:: Raw data ::
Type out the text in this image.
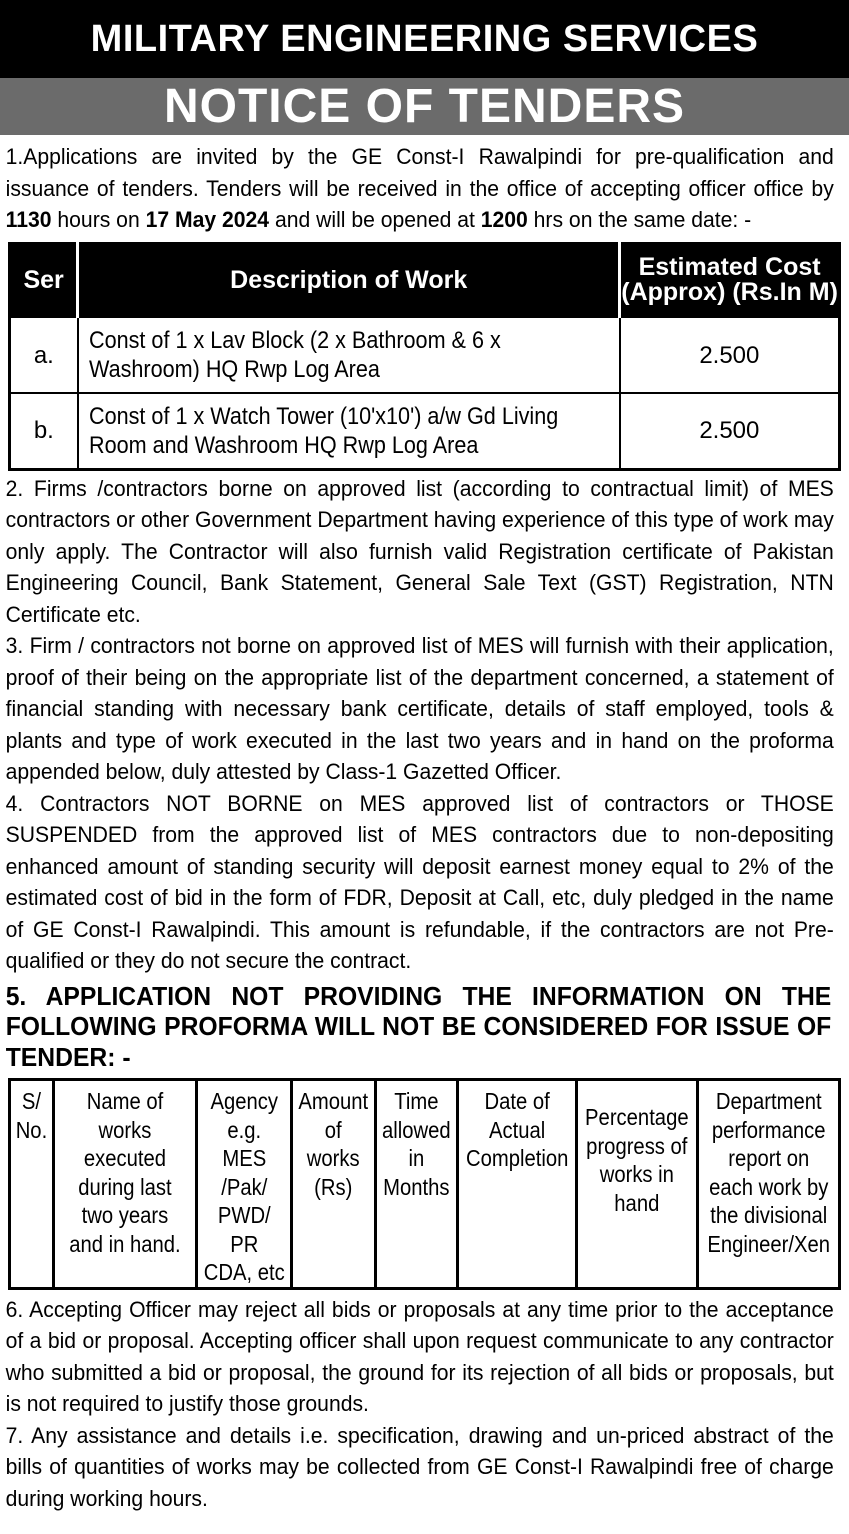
MILITARY ENGINEERING SERVICES
NOTICE OF TENDERS
1.Applications are invited by the GE Const-I Rawalpindi for pre-qualification and issuance of tenders. Tenders will be received in the office of accepting officer office by 1130 hours on 17 May 2024 and will be opened at 1200 hrs on the same date: -
Ser	Description of Work	Estimated Cost
(Approx) (Rs.In M)
a.	Const of 1 x Lav Block (2 x Bathroom & 6 x Washroom) HQ Rwp Log Area	2.500
b.	Const of 1 x Watch Tower (10'x10') a/w Gd Living Room and Washroom HQ Rwp Log Area	2.500
2. Firms /contractors borne on approved list (according to contractual limit) of MES contractors or other Government Department having experience of this type of work may only apply. The Contractor will also furnish valid Registration certificate of Pakistan Engineering Council, Bank Statement, General Sale Text (GST) Registration, NTN Certificate etc.
3. Firm / contractors not borne on approved list of MES will furnish with their application, proof of their being on the appropriate list of the department concerned, a statement of financial standing with necessary bank certificate, details of staff employed, tools & plants and type of work executed in the last two years and in hand on the proforma appended below, duly attested by Class-1 Gazetted Officer.
4. Contractors NOT BORNE on MES approved list of contractors or THOSE SUSPENDED from the approved list of MES contractors due to non-depositing enhanced amount of standing security will deposit earnest money equal to 2% of the estimated cost of bid in the form of FDR, Deposit at Call, etc, duly pledged in the name of GE Const-I Rawalpindi. This amount is refundable, if the contractors are not Pre- qualified or they do not secure the contract.
5. APPLICATION NOT PROVIDING THE INFORMATION ON THE FOLLOWING PROFORMA WILL NOT BE CONSIDERED FOR ISSUE OF TENDER: -
S/ No.	Name of works executed during last two years and in hand.	Agency e.g. MES /Pak/ PWD/ PR CDA, etc	Amount of works (Rs)	Time allowed in Months	Date of Actual Completion	Percentage progress of works in hand	Department performance report on each work by the divisional Engineer/Xen
6. Accepting Officer may reject all bids or proposals at any time prior to the acceptance of a bid or proposal. Accepting officer shall upon request communicate to any contractor who submitted a bid or proposal, the ground for its rejection of all bids or proposals, but is not required to justify those grounds.
7. Any assistance and details i.e. specification, drawing and un-priced abstract of the bills of quantities of works may be collected from GE Const-I Rawalpindi free of charge during working hours.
:::
Copy each line exactly, and leave the pictures out of your copy.

Type out the text in this image.
MILITARY ENGINEERING SERVICES
NOTICE OF TENDERS
1.Applications are invited by the GE Const-I Rawalpindi for pre-qualification and issuance of tenders. Tenders will be received in the office of accepting officer office by 1130 hours on 17 May 2024 and will be opened at 1200 hrs on the same date: -
Ser	Description of Work	Estimated Cost
(Approx) (Rs.In M)
a.	Const of 1 x Lav Block (2 x Bathroom & 6 x Washroom) HQ Rwp Log Area	2.500
b.	Const of 1 x Watch Tower (10'x10') a/w Gd Living Room and Washroom HQ Rwp Log Area	2.500
2. Firms /contractors borne on approved list (according to contractual limit) of MES contractors or other Government Department having experience of this type of work may only apply. The Contractor will also furnish valid Registration certificate of Pakistan Engineering Council, Bank Statement, General Sale Text (GST) Registration, NTN Certificate etc.
3. Firm / contractors not borne on approved list of MES will furnish with their application, proof of their being on the appropriate list of the department concerned, a statement of financial standing with necessary bank certificate, details of staff employed, tools & plants and type of work executed in the last two years and in hand on the proforma appended below, duly attested by Class-1 Gazetted Officer.
4. Contractors NOT BORNE on MES approved list of contractors or THOSE SUSPENDED from the approved list of MES contractors due to non-depositing enhanced amount of standing security will deposit earnest money equal to 2% of the estimated cost of bid in the form of FDR, Deposit at Call, etc, duly pledged in the name of GE Const-I Rawalpindi. This amount is refundable, if the contractors are not Pre- qualified or they do not secure the contract.
5. APPLICATION NOT PROVIDING THE INFORMATION ON THE FOLLOWING PROFORMA WILL NOT BE CONSIDERED FOR ISSUE OF TENDER: -
S/ No.	Name of works executed during last two years and in hand.	Agency e.g. MES /Pak/ PWD/ PR CDA, etc	Amount of works (Rs)	Time allowed in Months	Date of Actual Completion	Percentage progress of works in hand	Department performance report on each work by the divisional Engineer/Xen
6. Accepting Officer may reject all bids or proposals at any time prior to the acceptance of a bid or proposal. Accepting officer shall upon request communicate to any contractor who submitted a bid or proposal, the ground for its rejection of all bids or proposals, but is not required to justify those grounds.
7. Any assistance and details i.e. specification, drawing and un-priced abstract of the bills of quantities of works may be collected from GE Const-I Rawalpindi free of charge during working hours.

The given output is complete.